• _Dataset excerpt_
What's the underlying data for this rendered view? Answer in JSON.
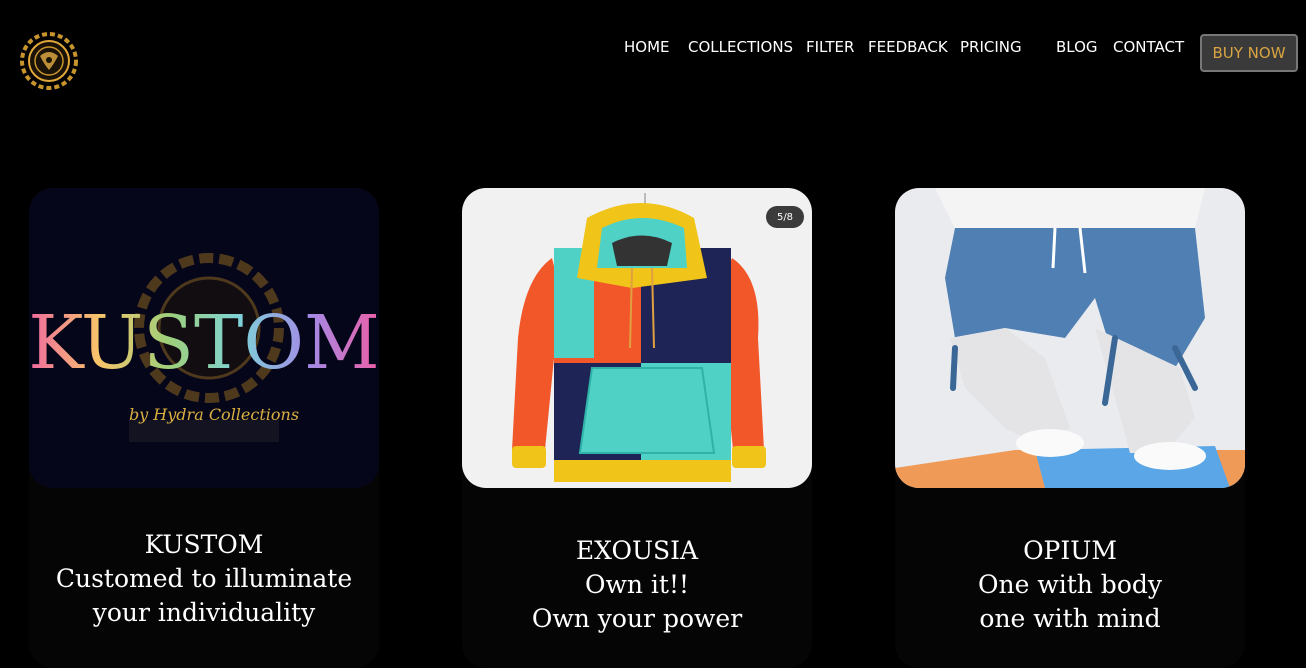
{
  "header": {
    "nav": [
      "HOME",
      "COLLECTIONS",
      "FILTER",
      "FEEDBACK",
      "PRICING",
      "BLOG",
      "CONTACT"
    ],
    "buy_label": "BUY NOW"
  },
  "cards": [
    {
      "image_title": "KUSTOM",
      "image_subtitle": "by Hydra Collections",
      "title": "KUSTOM",
      "desc1": "Customed to illuminate your individuality",
      "desc2": ""
    },
    {
      "badge": "5/8",
      "title": "EXOUSIA",
      "desc1": "Own it!!",
      "desc2": "Own your power"
    },
    {
      "title": "OPIUM",
      "desc1": "One with body",
      "desc2": "one with mind"
    }
  ],
  "colors": {
    "accent": "#d9a441",
    "background": "#000000",
    "button_bg": "#3a3a3a"
  }
}
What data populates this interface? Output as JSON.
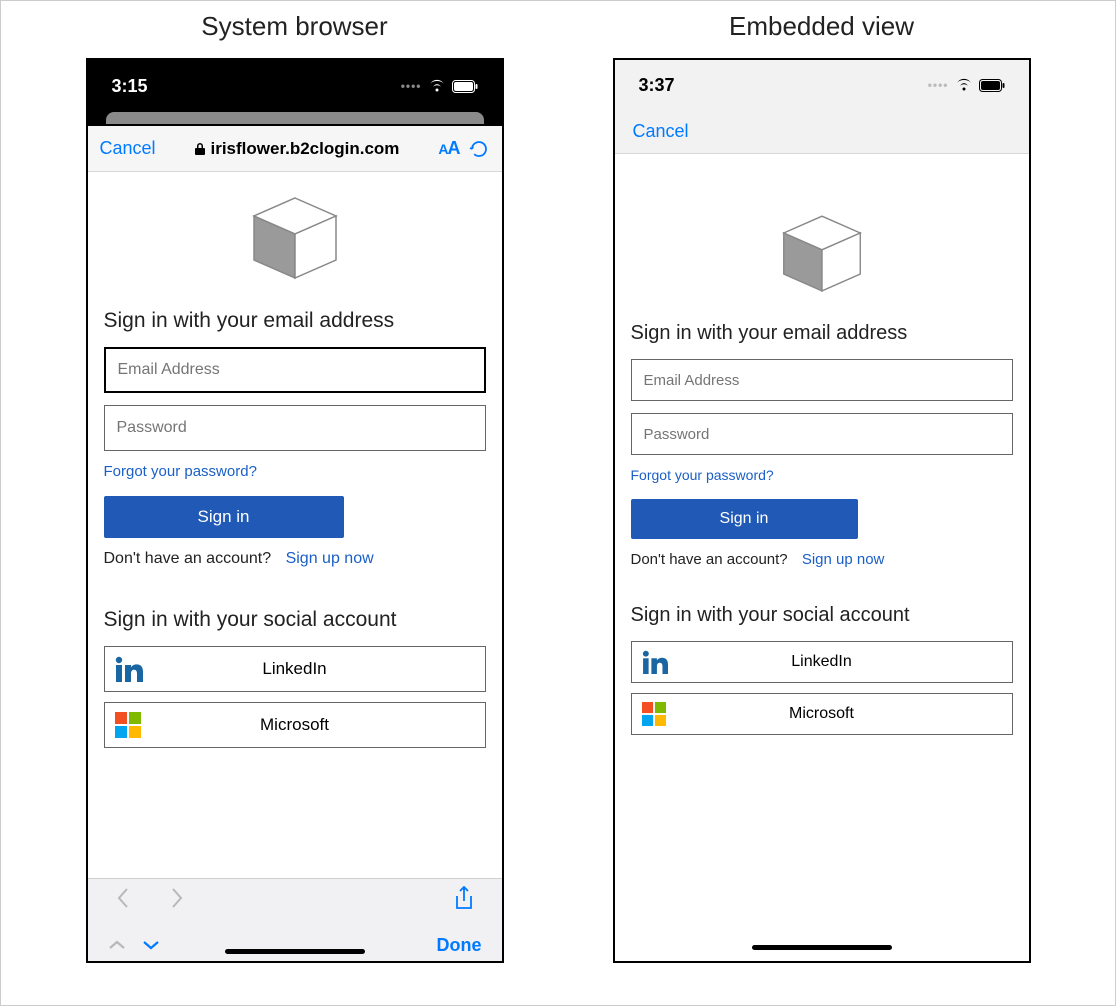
{
  "titles": {
    "left": "System browser",
    "right": "Embedded view"
  },
  "status": {
    "left_time": "3:15",
    "right_time": "3:37"
  },
  "browser": {
    "cancel": "Cancel",
    "url": "irisflower.b2clogin.com",
    "aa_small": "A",
    "aa_big": "A"
  },
  "embedded": {
    "cancel": "Cancel"
  },
  "signin": {
    "heading": "Sign in with your email address",
    "email_placeholder": "Email Address",
    "password_placeholder": "Password",
    "forgot": "Forgot your password?",
    "button": "Sign in",
    "no_account": "Don't have an account?",
    "signup": "Sign up now",
    "social_heading": "Sign in with your social account",
    "linkedin": "LinkedIn",
    "microsoft": "Microsoft"
  },
  "toolbar": {
    "done": "Done"
  }
}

• _Written problem_
Exclude the pictures and transcribe all of the entries exactly.

• _The answer_
What's the underlying data for this rendered view? Answer in JSON.
{
  "header": {
    "nav": [
      "HOME",
      "COLLECTIONS",
      "FILTER",
      "FEEDBACK",
      "PRICING",
      "BLOG",
      "CONTACT"
    ],
    "buy_label": "BUY NOW"
  },
  "cards": [
    {
      "image_title": "KUSTOM",
      "image_subtitle": "by Hydra Collections",
      "title": "KUSTOM",
      "desc1": "Customed to illuminate your individuality",
      "desc2": ""
    },
    {
      "badge": "5/8",
      "title": "EXOUSIA",
      "desc1": "Own it!!",
      "desc2": "Own your power"
    },
    {
      "title": "OPIUM",
      "desc1": "One with body",
      "desc2": "one with mind"
    }
  ],
  "colors": {
    "accent": "#d9a441",
    "background": "#000000",
    "button_bg": "#3a3a3a"
  }
}
What data populates this interface? Output as JSON.
{
  "titles": {
    "left": "System browser",
    "right": "Embedded view"
  },
  "status": {
    "left_time": "3:15",
    "right_time": "3:37"
  },
  "browser": {
    "cancel": "Cancel",
    "url": "irisflower.b2clogin.com",
    "aa_small": "A",
    "aa_big": "A"
  },
  "embedded": {
    "cancel": "Cancel"
  },
  "signin": {
    "heading": "Sign in with your email address",
    "email_placeholder": "Email Address",
    "password_placeholder": "Password",
    "forgot": "Forgot your password?",
    "button": "Sign in",
    "no_account": "Don't have an account?",
    "signup": "Sign up now",
    "social_heading": "Sign in with your social account",
    "linkedin": "LinkedIn",
    "microsoft": "Microsoft"
  },
  "toolbar": {
    "done": "Done"
  }
}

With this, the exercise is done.